Repita todas as linhas da listagem abaixo, sem mudar nenhum caractere.

── Entradas ──

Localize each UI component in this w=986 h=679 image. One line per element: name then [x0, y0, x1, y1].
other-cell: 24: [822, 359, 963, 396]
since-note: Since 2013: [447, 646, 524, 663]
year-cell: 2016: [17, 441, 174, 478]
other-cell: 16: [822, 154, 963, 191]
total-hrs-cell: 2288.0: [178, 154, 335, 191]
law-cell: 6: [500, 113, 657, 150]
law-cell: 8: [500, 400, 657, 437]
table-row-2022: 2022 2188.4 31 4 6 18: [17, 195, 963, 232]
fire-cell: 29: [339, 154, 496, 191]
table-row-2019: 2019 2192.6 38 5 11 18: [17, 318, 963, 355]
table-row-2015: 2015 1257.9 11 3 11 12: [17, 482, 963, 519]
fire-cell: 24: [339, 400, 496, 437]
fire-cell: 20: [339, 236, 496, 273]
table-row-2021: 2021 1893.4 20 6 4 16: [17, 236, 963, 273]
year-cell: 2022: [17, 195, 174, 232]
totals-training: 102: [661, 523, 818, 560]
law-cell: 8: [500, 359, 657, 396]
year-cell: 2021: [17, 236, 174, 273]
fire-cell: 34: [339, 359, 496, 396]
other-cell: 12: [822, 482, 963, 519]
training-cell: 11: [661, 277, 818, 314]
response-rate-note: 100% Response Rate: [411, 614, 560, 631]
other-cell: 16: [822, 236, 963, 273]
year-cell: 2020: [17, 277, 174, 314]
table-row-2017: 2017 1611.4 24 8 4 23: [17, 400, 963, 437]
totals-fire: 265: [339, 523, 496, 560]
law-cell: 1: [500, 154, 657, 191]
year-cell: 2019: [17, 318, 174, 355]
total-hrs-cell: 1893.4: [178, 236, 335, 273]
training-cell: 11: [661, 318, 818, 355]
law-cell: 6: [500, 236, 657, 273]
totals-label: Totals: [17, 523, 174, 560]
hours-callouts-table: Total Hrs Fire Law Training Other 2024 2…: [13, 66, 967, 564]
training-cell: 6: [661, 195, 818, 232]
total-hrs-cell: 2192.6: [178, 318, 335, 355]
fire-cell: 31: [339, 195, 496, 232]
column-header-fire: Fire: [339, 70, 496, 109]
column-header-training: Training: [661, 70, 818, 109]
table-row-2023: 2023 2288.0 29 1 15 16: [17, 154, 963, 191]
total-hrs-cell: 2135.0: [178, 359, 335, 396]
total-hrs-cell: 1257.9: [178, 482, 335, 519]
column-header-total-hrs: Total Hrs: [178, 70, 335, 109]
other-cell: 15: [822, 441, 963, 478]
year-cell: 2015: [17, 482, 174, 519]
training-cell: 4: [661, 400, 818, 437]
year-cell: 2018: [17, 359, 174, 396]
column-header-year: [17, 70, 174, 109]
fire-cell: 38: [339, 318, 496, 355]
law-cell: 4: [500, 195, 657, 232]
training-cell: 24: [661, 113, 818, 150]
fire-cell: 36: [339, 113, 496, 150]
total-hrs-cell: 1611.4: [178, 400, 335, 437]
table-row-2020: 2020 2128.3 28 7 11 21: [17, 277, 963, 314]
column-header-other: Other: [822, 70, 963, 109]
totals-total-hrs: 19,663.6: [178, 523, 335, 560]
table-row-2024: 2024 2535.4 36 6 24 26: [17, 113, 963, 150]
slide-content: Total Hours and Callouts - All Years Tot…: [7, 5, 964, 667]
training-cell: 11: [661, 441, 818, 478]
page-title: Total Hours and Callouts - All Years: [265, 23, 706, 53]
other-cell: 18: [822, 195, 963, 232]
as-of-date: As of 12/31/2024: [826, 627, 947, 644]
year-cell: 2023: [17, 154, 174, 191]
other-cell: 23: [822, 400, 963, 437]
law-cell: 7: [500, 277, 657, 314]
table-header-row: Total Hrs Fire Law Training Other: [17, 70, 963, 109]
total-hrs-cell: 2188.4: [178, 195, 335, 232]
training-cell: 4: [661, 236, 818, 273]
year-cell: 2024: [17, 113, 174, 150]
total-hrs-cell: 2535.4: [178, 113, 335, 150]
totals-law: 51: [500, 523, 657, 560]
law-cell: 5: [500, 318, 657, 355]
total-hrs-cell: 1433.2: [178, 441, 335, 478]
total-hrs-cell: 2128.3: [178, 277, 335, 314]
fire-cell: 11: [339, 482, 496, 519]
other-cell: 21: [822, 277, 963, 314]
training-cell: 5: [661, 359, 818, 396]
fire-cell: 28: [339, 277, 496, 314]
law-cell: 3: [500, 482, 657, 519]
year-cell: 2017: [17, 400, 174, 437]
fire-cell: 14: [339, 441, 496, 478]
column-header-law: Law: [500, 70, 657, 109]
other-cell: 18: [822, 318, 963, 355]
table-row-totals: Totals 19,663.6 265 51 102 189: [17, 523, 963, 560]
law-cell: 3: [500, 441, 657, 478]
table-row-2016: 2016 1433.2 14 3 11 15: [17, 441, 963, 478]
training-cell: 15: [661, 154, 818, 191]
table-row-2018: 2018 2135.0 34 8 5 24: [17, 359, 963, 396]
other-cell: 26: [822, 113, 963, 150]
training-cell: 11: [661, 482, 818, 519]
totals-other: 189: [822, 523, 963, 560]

───

§ Resposta escrita:
Localize each UI component in this w=986 h=679 image. One line per element: name then [x0, y0, x1, y1].
other-cell: 24: [822, 359, 963, 396]
since-note: Since 2013: [447, 646, 524, 663]
year-cell: 2016: [17, 441, 174, 478]
other-cell: 16: [822, 154, 963, 191]
total-hrs-cell: 2288.0: [178, 154, 335, 191]
law-cell: 6: [500, 113, 657, 150]
law-cell: 8: [500, 400, 657, 437]
table-row-2022: 2022 2188.4 31 4 6 18: [17, 195, 963, 232]
fire-cell: 29: [339, 154, 496, 191]
table-row-2019: 2019 2192.6 38 5 11 18: [17, 318, 963, 355]
table-row-2015: 2015 1257.9 11 3 11 12: [17, 482, 963, 519]
fire-cell: 24: [339, 400, 496, 437]
fire-cell: 20: [339, 236, 496, 273]
table-row-2021: 2021 1893.4 20 6 4 16: [17, 236, 963, 273]
year-cell: 2022: [17, 195, 174, 232]
totals-training: 102: [661, 523, 818, 560]
law-cell: 8: [500, 359, 657, 396]
year-cell: 2021: [17, 236, 174, 273]
fire-cell: 34: [339, 359, 496, 396]
other-cell: 12: [822, 482, 963, 519]
training-cell: 11: [661, 277, 818, 314]
response-rate-note: 100% Response Rate: [411, 614, 560, 631]
other-cell: 16: [822, 236, 963, 273]
year-cell: 2020: [17, 277, 174, 314]
table-row-2017: 2017 1611.4 24 8 4 23: [17, 400, 963, 437]
totals-fire: 265: [339, 523, 496, 560]
law-cell: 1: [500, 154, 657, 191]
year-cell: 2019: [17, 318, 174, 355]
total-hrs-cell: 1893.4: [178, 236, 335, 273]
training-cell: 11: [661, 318, 818, 355]
law-cell: 6: [500, 236, 657, 273]
totals-label: Totals: [17, 523, 174, 560]
hours-callouts-table: Total Hrs Fire Law Training Other 2024 2…: [13, 66, 967, 564]
training-cell: 6: [661, 195, 818, 232]
total-hrs-cell: 2192.6: [178, 318, 335, 355]
fire-cell: 31: [339, 195, 496, 232]
column-header-fire: Fire: [339, 70, 496, 109]
column-header-training: Training: [661, 70, 818, 109]
table-row-2023: 2023 2288.0 29 1 15 16: [17, 154, 963, 191]
total-hrs-cell: 2135.0: [178, 359, 335, 396]
total-hrs-cell: 1257.9: [178, 482, 335, 519]
column-header-total-hrs: Total Hrs: [178, 70, 335, 109]
other-cell: 15: [822, 441, 963, 478]
year-cell: 2015: [17, 482, 174, 519]
training-cell: 4: [661, 400, 818, 437]
year-cell: 2018: [17, 359, 174, 396]
column-header-year: [17, 70, 174, 109]
fire-cell: 38: [339, 318, 496, 355]
law-cell: 4: [500, 195, 657, 232]
training-cell: 24: [661, 113, 818, 150]
fire-cell: 36: [339, 113, 496, 150]
total-hrs-cell: 1611.4: [178, 400, 335, 437]
table-row-2020: 2020 2128.3 28 7 11 21: [17, 277, 963, 314]
column-header-other: Other: [822, 70, 963, 109]
totals-total-hrs: 19,663.6: [178, 523, 335, 560]
table-row-2024: 2024 2535.4 36 6 24 26: [17, 113, 963, 150]
slide-content: Total Hours and Callouts - All Years Tot…: [7, 5, 964, 667]
training-cell: 11: [661, 441, 818, 478]
page-title: Total Hours and Callouts - All Years: [265, 23, 706, 53]
other-cell: 18: [822, 195, 963, 232]
as-of-date: As of 12/31/2024: [826, 627, 947, 644]
year-cell: 2023: [17, 154, 174, 191]
other-cell: 23: [822, 400, 963, 437]
law-cell: 7: [500, 277, 657, 314]
table-header-row: Total Hrs Fire Law Training Other: [17, 70, 963, 109]
total-hrs-cell: 2188.4: [178, 195, 335, 232]
training-cell: 4: [661, 236, 818, 273]
year-cell: 2024: [17, 113, 174, 150]
total-hrs-cell: 2535.4: [178, 113, 335, 150]
totals-law: 51: [500, 523, 657, 560]
law-cell: 5: [500, 318, 657, 355]
total-hrs-cell: 1433.2: [178, 441, 335, 478]
total-hrs-cell: 2128.3: [178, 277, 335, 314]
fire-cell: 11: [339, 482, 496, 519]
other-cell: 21: [822, 277, 963, 314]
training-cell: 5: [661, 359, 818, 396]
fire-cell: 28: [339, 277, 496, 314]
law-cell: 3: [500, 482, 657, 519]
year-cell: 2017: [17, 400, 174, 437]
fire-cell: 14: [339, 441, 496, 478]
column-header-law: Law: [500, 70, 657, 109]
other-cell: 18: [822, 318, 963, 355]
table-row-totals: Totals 19,663.6 265 51 102 189: [17, 523, 963, 560]
law-cell: 3: [500, 441, 657, 478]
table-row-2016: 2016 1433.2 14 3 11 15: [17, 441, 963, 478]
training-cell: 15: [661, 154, 818, 191]
table-row-2018: 2018 2135.0 34 8 5 24: [17, 359, 963, 396]
other-cell: 26: [822, 113, 963, 150]
training-cell: 11: [661, 482, 818, 519]
totals-other: 189: [822, 523, 963, 560]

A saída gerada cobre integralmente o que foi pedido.